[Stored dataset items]
►
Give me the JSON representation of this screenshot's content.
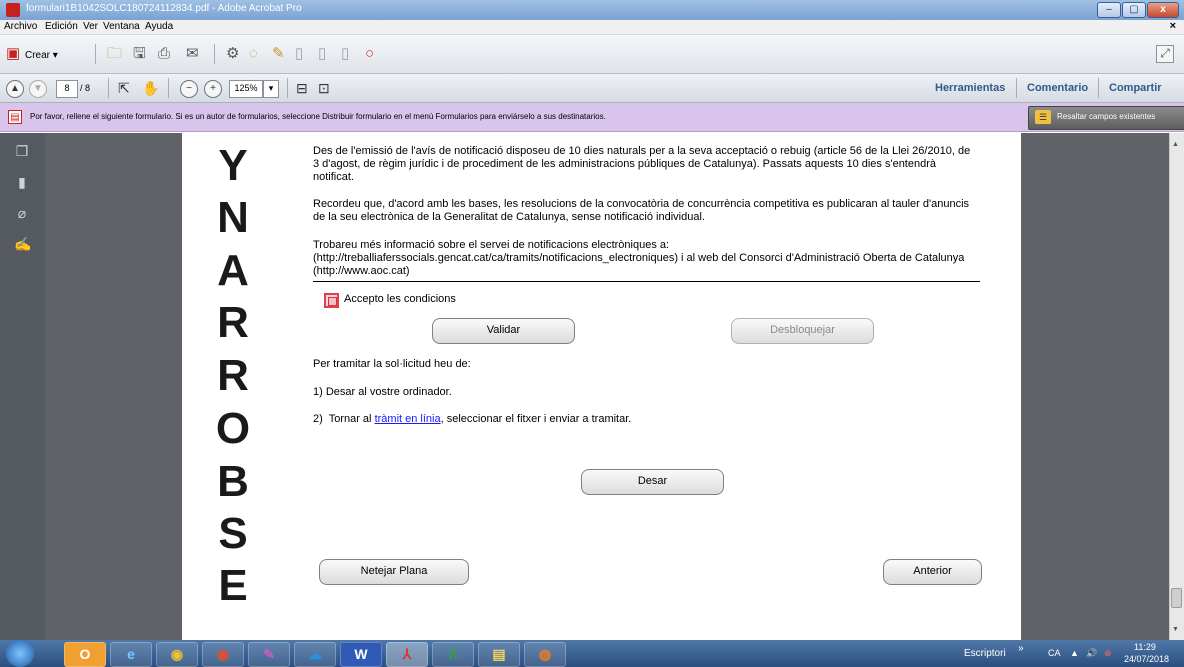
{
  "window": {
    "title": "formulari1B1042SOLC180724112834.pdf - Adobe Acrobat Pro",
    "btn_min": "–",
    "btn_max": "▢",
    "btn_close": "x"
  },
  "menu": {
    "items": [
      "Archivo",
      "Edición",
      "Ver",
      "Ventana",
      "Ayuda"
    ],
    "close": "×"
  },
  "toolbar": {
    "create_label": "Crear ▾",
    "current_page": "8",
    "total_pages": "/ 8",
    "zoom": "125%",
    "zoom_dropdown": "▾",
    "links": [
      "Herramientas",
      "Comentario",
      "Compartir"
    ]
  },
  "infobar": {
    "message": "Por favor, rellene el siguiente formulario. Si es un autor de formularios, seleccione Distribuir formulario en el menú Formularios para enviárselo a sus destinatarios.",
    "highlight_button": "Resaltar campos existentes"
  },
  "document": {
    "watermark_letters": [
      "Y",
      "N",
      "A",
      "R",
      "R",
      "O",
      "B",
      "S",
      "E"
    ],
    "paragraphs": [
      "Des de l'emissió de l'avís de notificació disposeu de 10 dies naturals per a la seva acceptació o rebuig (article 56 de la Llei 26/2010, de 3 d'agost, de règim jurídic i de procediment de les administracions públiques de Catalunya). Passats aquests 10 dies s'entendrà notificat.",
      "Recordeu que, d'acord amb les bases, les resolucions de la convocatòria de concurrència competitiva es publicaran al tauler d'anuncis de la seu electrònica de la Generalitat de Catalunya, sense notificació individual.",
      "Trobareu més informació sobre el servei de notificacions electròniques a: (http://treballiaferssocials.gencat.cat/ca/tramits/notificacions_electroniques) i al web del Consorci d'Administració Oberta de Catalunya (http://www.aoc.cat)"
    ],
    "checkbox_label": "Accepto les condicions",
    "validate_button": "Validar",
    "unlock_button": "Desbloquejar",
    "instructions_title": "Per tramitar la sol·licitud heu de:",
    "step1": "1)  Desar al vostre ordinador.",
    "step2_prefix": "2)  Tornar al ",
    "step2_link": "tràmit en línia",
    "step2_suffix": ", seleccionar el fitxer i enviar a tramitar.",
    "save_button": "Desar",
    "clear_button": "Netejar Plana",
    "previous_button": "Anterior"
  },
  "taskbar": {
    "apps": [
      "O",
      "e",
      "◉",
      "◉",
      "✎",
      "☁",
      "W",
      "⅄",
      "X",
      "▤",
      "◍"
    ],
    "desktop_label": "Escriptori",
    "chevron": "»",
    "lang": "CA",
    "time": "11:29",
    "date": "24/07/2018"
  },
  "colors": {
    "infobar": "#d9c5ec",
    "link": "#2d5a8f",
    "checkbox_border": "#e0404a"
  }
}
◄
►
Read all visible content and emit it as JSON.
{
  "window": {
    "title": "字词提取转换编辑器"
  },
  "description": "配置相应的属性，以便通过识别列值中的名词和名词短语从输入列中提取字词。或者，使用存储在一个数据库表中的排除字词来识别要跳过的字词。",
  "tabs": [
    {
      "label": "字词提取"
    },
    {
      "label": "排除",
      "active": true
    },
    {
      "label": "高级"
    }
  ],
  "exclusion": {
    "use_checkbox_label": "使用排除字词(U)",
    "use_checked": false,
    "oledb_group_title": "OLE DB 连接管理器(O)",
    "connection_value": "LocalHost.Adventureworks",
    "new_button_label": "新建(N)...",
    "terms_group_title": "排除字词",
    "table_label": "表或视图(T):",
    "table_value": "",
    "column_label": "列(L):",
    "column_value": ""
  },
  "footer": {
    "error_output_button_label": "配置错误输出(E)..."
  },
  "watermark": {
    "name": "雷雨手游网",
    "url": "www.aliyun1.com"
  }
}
◄
WORK TO BE COMPLETED: Track down every line of the material containing the string "tramitar", and copy it.

RESULT OF THIS TASK:
    "instructions_title": "Per tramitar la sol·licitud heu de:",
    "step2_suffix": ", seleccionar el fitxer i enviar a tramitar.",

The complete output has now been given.